#### Work instructions:
Locate and copy all lines bearing the word "content".

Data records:

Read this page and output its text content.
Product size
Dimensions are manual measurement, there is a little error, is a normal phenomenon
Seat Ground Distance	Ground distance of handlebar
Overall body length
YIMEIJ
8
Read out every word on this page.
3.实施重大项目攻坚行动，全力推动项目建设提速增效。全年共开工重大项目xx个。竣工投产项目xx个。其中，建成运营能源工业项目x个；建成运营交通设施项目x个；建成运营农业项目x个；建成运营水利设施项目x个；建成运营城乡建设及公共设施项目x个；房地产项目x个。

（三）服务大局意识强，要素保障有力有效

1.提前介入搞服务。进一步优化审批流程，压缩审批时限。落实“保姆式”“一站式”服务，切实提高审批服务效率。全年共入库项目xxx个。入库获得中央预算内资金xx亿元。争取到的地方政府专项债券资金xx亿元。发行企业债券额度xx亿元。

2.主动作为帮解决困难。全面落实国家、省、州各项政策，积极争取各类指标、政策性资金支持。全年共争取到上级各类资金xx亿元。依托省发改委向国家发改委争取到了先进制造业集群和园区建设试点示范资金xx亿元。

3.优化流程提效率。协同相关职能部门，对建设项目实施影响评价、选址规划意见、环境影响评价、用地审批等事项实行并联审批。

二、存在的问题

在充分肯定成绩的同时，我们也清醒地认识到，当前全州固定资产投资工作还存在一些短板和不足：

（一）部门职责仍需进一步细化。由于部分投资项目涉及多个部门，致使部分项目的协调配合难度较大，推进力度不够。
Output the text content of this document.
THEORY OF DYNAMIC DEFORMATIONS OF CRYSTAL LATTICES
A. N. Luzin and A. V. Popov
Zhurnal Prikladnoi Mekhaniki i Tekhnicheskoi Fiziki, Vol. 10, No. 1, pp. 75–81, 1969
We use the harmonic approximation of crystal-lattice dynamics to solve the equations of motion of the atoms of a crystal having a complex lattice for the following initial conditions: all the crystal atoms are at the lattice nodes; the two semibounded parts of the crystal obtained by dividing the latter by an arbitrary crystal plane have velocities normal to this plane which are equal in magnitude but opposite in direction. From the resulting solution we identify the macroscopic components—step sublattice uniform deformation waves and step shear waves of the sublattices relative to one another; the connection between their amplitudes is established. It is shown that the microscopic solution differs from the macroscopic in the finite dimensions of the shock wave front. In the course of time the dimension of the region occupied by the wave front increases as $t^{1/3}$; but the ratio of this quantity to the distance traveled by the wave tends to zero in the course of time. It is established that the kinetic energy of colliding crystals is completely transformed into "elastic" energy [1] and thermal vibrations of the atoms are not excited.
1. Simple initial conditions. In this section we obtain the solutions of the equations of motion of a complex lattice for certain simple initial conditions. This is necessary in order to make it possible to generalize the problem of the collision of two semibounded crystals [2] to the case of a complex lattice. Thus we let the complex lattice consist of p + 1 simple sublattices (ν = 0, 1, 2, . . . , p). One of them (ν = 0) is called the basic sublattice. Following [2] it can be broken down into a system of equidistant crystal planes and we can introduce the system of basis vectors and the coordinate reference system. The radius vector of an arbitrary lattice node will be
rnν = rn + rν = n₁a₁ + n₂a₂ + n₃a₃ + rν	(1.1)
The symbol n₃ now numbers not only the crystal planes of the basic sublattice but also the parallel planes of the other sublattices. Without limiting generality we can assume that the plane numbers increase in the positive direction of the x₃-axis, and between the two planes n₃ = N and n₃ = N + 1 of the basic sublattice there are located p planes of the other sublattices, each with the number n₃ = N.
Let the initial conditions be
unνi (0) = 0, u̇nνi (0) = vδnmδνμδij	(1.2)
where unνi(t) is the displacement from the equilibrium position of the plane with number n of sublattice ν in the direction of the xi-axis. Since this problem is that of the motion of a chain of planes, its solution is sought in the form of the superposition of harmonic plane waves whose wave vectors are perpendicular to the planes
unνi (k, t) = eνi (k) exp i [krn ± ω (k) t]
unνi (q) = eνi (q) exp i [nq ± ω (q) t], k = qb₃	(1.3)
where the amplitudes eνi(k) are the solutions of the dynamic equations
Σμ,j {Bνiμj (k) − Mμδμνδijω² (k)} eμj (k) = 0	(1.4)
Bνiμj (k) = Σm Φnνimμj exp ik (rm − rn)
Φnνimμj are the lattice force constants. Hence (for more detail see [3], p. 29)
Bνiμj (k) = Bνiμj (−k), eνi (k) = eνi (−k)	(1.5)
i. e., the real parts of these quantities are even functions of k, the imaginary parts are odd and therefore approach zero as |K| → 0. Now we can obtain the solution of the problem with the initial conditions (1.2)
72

#### Problem solution:
Read this page and output its text content.
Output the text content of this document.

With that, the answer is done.